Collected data
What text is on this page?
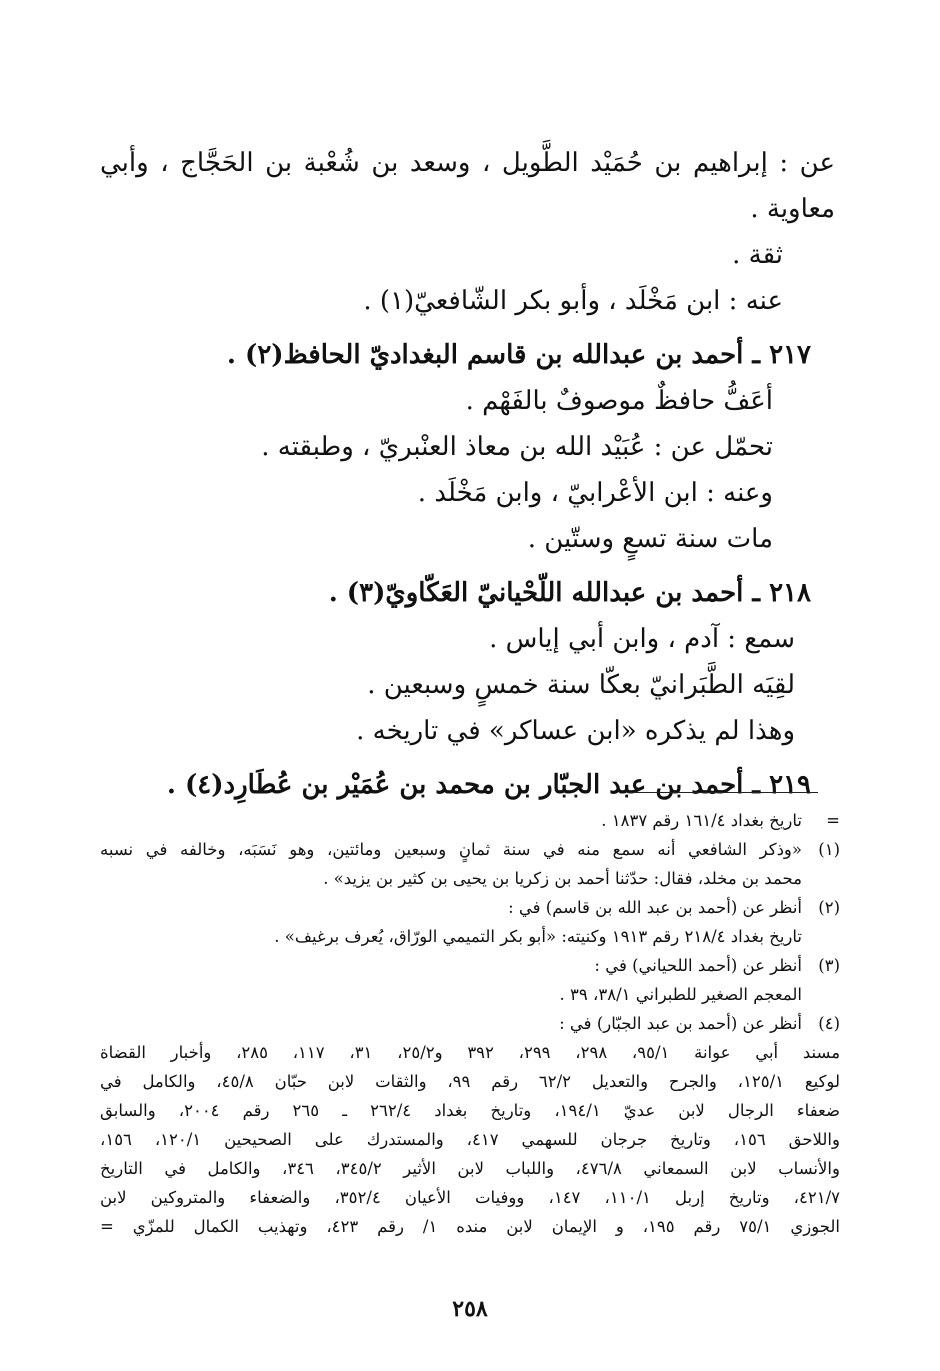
عن : إبراهيم بن حُمَيْد الطَّويل ، وسعد بن شُعْبة بن الحَجَّاج ، وأبي
معاوية .
ثقة .
عنه : ابن مَخْلَد ، وأبو بكر الشّافعيّ(١) .
٢١٧ ـ أحمد بن عبدالله بن قاسم البغداديّ الحافظ(٢) .
أعَفُّ حافظٌ موصوفٌ بالفَهْم .
تحمّل عن : عُبَيْد الله بن معاذ العنْبريّ ، وطبقته .
وعنه : ابن الأعْرابيّ ، وابن مَخْلَد .
مات سنة تسعٍ وستّين .
٢١٨ ـ أحمد بن عبدالله اللّحْيانيّ العَكّاويّ(٣) .
سمع : آدم ، وابن أبي إياس .
لقِيَه الطَّبَرانيّ بعكّا سنة خمسٍ وسبعين .
وهذا لم يذكره «ابن عساكر» في تاريخه .
٢١٩ ـ أحمد بن عبد الجبّار بن محمد بن عُمَيْر بن عُطَارِد(٤) .
=
تاريخ بغداد ١٦١/٤ رقم ١٨٣٧ .
(١)
«وذكر الشافعي أنه سمع منه في سنة ثمانٍ وسبعين ومائتين، وهو نَسَبَه، وخالفه في نسبه
محمد بن مخلد، فقال: حدّثنا أحمد بن زكريا بن يحيى بن كثير بن يزيد» .
(٢)
أنظر عن (أحمد بن عبد الله بن قاسم) في :
تاريخ بغداد ٢١٨/٤ رقم ١٩١٣ وكنيته: «أبو بكر التميمي الورّاق، يُعرف برغيف» .
(٣)
أنظر عن (أحمد اللحياني) في :
المعجم الصغير للطبراني ٣٨/١، ٣٩ .
(٤)
أنظر عن (أحمد بن عبد الجبّار) في :
مسند أبي عوانة ٩٥/١، ٢٩٨، ٢٩٩، ٣٩٢ و٢٥/٢، ٣١، ١١٧، ٢٨٥، وأخبار القضاة
لوكيع ١٢٥/١، والجرح والتعديل ٦٢/٢ رقم ٩٩، والثقات لابن حبّان ٤٥/٨، والكامل في
ضعفاء الرجال لابن عديّ ١٩٤/١، وتاريخ بغداد ٢٦٢/٤ ـ ٢٦٥ رقم ٢٠٠٤، والسابق
واللاحق ١٥٦، وتاريخ جرجان للسهمي ٤١٧، والمستدرك على الصحيحين ١٢٠/١، ١٥٦،
والأنساب لابن السمعاني ٤٧٦/٨، واللباب لابن الأثير ٣٤٥/٢، ٣٤٦، والكامل في التاريخ
٤٢١/٧، وتاريخ إربل ١١٠/١، ١٤٧، ووفيات الأعيان ٣٥٢/٤، والضعفاء والمتروكين لابن
الجوزي ٧٥/١ رقم ١٩٥، و الإيمان لابن منده ١/ رقم ٤٢٣، وتهذيب الكمال للمزّي =
٢٥٨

_What you should do_.
Using the material above, set down every line exactly, but skip the pictures.

_The answer_.
What text is on this page?
عن : إبراهيم بن حُمَيْد الطَّويل ، وسعد بن شُعْبة بن الحَجَّاج ، وأبي
معاوية .
ثقة .
عنه : ابن مَخْلَد ، وأبو بكر الشّافعيّ(١) .
٢١٧ ـ أحمد بن عبدالله بن قاسم البغداديّ الحافظ(٢) .
أعَفُّ حافظٌ موصوفٌ بالفَهْم .
تحمّل عن : عُبَيْد الله بن معاذ العنْبريّ ، وطبقته .
وعنه : ابن الأعْرابيّ ، وابن مَخْلَد .
مات سنة تسعٍ وستّين .
٢١٨ ـ أحمد بن عبدالله اللّحْيانيّ العَكّاويّ(٣) .
سمع : آدم ، وابن أبي إياس .
لقِيَه الطَّبَرانيّ بعكّا سنة خمسٍ وسبعين .
وهذا لم يذكره «ابن عساكر» في تاريخه .
٢١٩ ـ أحمد بن عبد الجبّار بن محمد بن عُمَيْر بن عُطَارِد(٤) .
=
تاريخ بغداد ١٦١/٤ رقم ١٨٣٧ .
(١)
«وذكر الشافعي أنه سمع منه في سنة ثمانٍ وسبعين ومائتين، وهو نَسَبَه، وخالفه في نسبه
محمد بن مخلد، فقال: حدّثنا أحمد بن زكريا بن يحيى بن كثير بن يزيد» .
(٢)
أنظر عن (أحمد بن عبد الله بن قاسم) في :
تاريخ بغداد ٢١٨/٤ رقم ١٩١٣ وكنيته: «أبو بكر التميمي الورّاق، يُعرف برغيف» .
(٣)
أنظر عن (أحمد اللحياني) في :
المعجم الصغير للطبراني ٣٨/١، ٣٩ .
(٤)
أنظر عن (أحمد بن عبد الجبّار) في :
مسند أبي عوانة ٩٥/١، ٢٩٨، ٢٩٩، ٣٩٢ و٢٥/٢، ٣١، ١١٧، ٢٨٥، وأخبار القضاة
لوكيع ١٢٥/١، والجرح والتعديل ٦٢/٢ رقم ٩٩، والثقات لابن حبّان ٤٥/٨، والكامل في
ضعفاء الرجال لابن عديّ ١٩٤/١، وتاريخ بغداد ٢٦٢/٤ ـ ٢٦٥ رقم ٢٠٠٤، والسابق
واللاحق ١٥٦، وتاريخ جرجان للسهمي ٤١٧، والمستدرك على الصحيحين ١٢٠/١، ١٥٦،
والأنساب لابن السمعاني ٤٧٦/٨، واللباب لابن الأثير ٣٤٥/٢، ٣٤٦، والكامل في التاريخ
٤٢١/٧، وتاريخ إربل ١١٠/١، ١٤٧، ووفيات الأعيان ٣٥٢/٤، والضعفاء والمتروكين لابن
الجوزي ٧٥/١ رقم ١٩٥، و الإيمان لابن منده ١/ رقم ٤٢٣، وتهذيب الكمال للمزّي =
٢٥٨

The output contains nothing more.